##### Records for the task

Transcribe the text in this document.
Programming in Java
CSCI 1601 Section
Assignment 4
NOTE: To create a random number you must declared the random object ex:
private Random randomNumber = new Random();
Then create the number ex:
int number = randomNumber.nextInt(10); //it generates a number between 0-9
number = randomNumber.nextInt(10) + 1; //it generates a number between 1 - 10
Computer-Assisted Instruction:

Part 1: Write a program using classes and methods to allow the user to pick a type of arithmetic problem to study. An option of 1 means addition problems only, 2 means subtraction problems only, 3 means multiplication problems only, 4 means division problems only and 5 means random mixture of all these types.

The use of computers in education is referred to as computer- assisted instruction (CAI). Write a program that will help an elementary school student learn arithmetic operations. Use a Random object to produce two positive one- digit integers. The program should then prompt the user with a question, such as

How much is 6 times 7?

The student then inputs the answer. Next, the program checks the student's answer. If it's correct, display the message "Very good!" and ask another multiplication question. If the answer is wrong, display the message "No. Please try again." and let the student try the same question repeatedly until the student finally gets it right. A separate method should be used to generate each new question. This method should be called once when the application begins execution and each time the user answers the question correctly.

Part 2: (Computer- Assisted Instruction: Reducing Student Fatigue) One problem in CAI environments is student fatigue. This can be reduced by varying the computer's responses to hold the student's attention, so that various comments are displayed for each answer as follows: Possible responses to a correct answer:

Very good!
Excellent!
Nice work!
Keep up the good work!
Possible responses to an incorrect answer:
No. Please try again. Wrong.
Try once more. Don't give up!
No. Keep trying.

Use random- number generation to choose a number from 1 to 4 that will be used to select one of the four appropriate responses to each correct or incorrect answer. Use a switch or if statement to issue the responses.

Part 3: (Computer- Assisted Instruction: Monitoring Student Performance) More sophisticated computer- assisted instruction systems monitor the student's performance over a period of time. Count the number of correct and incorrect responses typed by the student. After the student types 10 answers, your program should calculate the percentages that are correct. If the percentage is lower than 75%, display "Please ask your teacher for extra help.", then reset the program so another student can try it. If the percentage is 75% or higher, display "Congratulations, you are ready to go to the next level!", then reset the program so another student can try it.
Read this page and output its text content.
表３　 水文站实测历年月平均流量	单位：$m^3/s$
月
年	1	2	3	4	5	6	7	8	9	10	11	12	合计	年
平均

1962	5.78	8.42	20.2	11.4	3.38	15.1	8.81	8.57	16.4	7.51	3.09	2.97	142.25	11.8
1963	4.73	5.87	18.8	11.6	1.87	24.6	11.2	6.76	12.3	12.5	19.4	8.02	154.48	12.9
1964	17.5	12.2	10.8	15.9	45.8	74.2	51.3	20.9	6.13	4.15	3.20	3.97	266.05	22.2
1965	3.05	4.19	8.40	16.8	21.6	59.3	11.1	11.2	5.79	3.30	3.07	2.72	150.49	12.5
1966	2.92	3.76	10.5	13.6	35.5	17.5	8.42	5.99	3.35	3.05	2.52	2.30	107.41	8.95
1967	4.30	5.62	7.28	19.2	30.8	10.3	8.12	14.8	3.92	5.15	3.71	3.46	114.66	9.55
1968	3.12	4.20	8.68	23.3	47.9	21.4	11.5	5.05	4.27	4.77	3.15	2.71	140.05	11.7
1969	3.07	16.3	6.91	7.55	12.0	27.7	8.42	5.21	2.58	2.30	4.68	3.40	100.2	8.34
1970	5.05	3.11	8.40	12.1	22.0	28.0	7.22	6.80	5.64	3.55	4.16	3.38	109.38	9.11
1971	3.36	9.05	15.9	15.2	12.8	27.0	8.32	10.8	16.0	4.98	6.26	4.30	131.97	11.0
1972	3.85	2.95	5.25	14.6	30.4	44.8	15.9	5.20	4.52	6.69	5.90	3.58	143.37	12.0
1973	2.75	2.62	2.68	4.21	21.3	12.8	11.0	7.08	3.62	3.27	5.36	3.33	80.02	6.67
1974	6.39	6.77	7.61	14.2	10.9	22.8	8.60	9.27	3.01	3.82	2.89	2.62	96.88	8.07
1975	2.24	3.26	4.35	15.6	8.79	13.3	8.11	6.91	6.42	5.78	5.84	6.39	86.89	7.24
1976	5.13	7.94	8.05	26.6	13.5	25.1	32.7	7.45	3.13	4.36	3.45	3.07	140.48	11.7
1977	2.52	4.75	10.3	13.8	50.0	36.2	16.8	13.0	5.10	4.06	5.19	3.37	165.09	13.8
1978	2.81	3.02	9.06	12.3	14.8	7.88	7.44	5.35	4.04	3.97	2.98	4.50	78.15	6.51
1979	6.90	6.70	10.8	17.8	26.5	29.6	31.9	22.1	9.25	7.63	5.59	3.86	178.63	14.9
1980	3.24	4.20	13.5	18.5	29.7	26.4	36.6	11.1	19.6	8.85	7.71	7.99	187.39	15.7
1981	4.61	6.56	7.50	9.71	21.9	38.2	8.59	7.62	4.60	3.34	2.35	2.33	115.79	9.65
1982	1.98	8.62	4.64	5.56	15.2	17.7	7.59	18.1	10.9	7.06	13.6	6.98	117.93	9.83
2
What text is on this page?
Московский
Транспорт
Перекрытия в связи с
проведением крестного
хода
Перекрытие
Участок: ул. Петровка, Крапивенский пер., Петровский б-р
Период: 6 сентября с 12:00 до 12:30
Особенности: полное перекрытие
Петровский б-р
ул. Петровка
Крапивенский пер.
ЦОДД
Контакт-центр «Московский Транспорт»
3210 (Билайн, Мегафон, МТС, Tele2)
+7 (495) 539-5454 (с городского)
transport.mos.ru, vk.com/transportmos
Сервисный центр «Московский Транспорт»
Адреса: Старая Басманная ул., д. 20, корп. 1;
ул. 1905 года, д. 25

##########

→ Aim of the task:
Transcribe exactly, and only, the lines from the one bearing "What text is on this page?" through the last line of the entries, counting both.

→ Solved exercise:
What text is on this page?
Московский
Транспорт
Перекрытия в связи с
проведением крестного
хода
Перекрытие
Участок: ул. Петровка, Крапивенский пер., Петровский б-р
Период: 6 сентября с 12:00 до 12:30
Особенности: полное перекрытие
Петровский б-р
ул. Петровка
Крапивенский пер.
ЦОДД
Контакт-центр «Московский Транспорт»
3210 (Билайн, Мегафон, МТС, Tele2)
+7 (495) 539-5454 (с городского)
transport.mos.ru, vk.com/transportmos
Сервисный центр «Московский Транспорт»
Адреса: Старая Басманная ул., д. 20, корп. 1;
ул. 1905 года, д. 25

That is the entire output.